ARTICLE:
___

A month ago, my 14-year-old daughter got delayed in her extracurricular class and didn’t return home on time.
She did not answer her phone for half an hour. I ran down to the street in my pajamas to look for her.
While I was searching, my imagination was going into overdrive, thinking about where she could be, how far the person who grabbed her could have reached, and whether there was any hope left.
My pulse was racing, tears welled in my eyes, and all I felt was fear and horror.
It all felt so real.
Eventually, she answered her phone; I cried over the phone, asking her never to do this to me again, and when I met her under the streetlamp, I tightly clung to her.
She laughed in embarrassment while realizing that her mother needed a minute to breathe.
Yesterday, she went down to throw away the garbage.
We live in the central area of the country in a drowsy and peaceful town.
She took her time, and after no more than 20 minutes, I began to feel stressed out. Again.
It is the war that got my imagination all warped and turned the thoughts that run through my mind into a possible and actual reality lurking around every corner.
I called her and told her, “Ella, where are you? You know how I can’t have this now.”
Her answer was, “Sorry, Mom, the air outside is nice and cool, and I felt like making a picture out here.”
That is my experience. Only twice and just for half an hour.
What do mothers whose daughters don’t answer them for over a year and three months feel?
They cannot get their breathing in order, eat, sleep, or fill the hole in their hearts. They are yet to get a happy ending to their story.

___

Element region listings
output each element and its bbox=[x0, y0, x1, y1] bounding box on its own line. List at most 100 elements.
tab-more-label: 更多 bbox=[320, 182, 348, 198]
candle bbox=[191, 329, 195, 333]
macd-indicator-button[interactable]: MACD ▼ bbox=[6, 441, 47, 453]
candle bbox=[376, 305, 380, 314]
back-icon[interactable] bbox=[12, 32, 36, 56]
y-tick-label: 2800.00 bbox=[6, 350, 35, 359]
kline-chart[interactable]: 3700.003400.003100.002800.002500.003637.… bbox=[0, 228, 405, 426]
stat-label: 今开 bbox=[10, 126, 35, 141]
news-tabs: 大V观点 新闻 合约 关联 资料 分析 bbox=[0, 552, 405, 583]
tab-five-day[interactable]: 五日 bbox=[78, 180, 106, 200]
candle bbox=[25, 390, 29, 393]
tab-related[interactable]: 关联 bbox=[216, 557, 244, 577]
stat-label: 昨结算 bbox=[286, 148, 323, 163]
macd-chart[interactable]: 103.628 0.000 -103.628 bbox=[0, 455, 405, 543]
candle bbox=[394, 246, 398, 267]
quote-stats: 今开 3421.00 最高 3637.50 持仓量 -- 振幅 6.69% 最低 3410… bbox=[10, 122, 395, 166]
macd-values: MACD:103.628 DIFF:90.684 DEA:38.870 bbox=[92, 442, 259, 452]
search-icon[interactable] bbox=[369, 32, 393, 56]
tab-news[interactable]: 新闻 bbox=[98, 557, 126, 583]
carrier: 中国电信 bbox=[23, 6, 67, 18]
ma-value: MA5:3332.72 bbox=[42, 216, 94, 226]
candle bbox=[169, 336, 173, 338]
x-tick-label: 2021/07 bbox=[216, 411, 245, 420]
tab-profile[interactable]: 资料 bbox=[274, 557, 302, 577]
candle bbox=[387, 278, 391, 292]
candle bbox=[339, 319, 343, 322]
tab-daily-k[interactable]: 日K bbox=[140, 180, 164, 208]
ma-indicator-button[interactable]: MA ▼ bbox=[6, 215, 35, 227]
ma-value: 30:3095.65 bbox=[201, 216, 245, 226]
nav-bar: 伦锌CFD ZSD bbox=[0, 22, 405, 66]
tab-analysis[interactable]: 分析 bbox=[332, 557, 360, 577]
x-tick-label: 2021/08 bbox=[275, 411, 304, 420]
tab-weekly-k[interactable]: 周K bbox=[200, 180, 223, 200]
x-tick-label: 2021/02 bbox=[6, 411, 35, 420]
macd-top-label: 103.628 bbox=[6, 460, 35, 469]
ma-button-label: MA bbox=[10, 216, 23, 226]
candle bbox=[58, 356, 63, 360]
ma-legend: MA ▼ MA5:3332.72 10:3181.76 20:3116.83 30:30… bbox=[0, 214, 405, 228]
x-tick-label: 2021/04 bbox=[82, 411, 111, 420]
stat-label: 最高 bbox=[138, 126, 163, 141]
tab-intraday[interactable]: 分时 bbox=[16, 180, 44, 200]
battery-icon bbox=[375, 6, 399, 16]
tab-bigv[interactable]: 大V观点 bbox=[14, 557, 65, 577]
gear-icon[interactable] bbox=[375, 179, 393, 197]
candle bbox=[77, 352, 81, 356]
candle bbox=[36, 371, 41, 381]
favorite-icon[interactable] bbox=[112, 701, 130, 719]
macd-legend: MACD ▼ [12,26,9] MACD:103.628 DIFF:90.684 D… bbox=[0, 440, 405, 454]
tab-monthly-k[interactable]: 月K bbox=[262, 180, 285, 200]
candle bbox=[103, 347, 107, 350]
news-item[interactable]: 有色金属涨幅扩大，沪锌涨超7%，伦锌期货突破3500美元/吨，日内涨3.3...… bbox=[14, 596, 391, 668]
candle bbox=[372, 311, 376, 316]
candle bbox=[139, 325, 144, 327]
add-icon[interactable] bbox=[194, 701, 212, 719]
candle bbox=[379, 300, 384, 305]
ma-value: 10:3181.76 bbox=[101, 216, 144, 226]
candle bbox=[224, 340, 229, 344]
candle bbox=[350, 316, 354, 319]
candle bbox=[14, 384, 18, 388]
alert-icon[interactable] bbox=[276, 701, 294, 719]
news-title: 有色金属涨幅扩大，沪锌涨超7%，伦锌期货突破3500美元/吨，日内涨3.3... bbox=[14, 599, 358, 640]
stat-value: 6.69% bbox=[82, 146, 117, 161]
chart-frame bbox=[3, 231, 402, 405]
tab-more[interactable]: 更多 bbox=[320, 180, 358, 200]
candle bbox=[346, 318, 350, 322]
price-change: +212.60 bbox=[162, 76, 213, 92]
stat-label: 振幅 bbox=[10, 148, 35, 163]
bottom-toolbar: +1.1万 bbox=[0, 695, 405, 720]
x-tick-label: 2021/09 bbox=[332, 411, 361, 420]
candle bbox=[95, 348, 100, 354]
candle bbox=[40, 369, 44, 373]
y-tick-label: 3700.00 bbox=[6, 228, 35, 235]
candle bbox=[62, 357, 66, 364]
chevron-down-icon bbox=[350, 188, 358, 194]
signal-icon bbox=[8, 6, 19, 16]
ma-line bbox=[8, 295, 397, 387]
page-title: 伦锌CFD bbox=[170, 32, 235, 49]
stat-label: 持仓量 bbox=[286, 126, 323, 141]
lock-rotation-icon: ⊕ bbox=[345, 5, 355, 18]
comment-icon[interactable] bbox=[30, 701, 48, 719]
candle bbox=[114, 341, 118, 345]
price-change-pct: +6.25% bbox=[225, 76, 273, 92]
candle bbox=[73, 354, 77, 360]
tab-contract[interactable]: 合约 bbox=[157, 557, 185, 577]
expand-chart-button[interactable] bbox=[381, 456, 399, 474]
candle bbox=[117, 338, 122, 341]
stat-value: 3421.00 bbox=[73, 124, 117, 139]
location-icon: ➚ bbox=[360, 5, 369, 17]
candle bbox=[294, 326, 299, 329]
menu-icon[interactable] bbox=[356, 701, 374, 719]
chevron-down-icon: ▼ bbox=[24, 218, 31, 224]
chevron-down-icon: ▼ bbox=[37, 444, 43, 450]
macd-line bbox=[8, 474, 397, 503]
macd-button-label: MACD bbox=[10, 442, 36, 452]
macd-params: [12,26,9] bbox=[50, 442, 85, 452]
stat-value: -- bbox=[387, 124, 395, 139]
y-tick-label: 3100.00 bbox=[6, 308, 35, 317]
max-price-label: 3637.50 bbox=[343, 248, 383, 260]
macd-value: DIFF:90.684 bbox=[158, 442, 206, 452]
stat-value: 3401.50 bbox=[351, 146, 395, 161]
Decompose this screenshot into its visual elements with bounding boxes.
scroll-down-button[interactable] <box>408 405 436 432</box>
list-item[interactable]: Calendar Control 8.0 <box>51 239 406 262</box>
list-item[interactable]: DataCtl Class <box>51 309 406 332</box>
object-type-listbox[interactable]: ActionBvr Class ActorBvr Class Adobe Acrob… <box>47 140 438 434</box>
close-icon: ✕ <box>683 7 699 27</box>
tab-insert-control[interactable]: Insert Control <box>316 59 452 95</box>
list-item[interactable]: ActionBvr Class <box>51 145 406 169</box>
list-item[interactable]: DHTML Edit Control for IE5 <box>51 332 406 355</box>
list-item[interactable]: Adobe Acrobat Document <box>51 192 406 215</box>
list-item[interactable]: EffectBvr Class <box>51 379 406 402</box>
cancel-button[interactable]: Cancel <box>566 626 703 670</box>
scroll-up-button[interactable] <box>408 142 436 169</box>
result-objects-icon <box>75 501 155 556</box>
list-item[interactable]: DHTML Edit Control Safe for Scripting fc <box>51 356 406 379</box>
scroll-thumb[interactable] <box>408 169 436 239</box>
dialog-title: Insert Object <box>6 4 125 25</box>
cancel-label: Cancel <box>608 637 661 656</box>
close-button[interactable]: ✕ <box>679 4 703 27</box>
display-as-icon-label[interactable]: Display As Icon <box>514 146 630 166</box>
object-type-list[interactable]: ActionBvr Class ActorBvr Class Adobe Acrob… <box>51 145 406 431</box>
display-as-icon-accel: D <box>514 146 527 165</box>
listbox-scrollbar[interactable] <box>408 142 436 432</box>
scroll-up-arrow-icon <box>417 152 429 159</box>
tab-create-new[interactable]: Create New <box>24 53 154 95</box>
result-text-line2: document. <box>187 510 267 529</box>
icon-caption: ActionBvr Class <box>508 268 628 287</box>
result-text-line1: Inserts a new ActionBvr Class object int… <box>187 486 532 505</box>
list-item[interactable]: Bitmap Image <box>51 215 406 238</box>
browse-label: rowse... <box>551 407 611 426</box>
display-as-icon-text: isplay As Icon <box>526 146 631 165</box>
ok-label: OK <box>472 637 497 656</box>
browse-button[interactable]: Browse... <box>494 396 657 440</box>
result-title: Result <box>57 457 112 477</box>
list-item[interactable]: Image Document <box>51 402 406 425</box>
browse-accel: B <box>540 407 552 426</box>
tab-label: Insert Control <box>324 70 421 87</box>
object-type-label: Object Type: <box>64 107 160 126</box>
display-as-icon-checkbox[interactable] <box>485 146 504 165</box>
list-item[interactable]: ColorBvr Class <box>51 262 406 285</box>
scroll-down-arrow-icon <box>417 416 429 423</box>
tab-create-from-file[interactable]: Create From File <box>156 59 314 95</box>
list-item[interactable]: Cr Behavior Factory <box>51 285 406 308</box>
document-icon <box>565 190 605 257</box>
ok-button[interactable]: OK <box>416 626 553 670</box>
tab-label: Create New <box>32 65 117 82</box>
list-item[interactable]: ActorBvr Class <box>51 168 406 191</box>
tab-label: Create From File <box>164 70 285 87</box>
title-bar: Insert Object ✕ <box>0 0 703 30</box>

___

PROBLEM DETAILS:
Reproduce the passage of the essay that begins at the words "I called her" and stops after "three months feel?".

WRITTEN SOLUTION:
I called her and told her, “Ella, where are you? You know how I can’t have this now.”
Her answer was, “Sorry, Mom, the air outside is nice and cool, and I felt like making a picture out here.”
That is my experience. Only twice and just for half an hour.
What do mothers whose daughters don’t answer them for over a year and three months feel?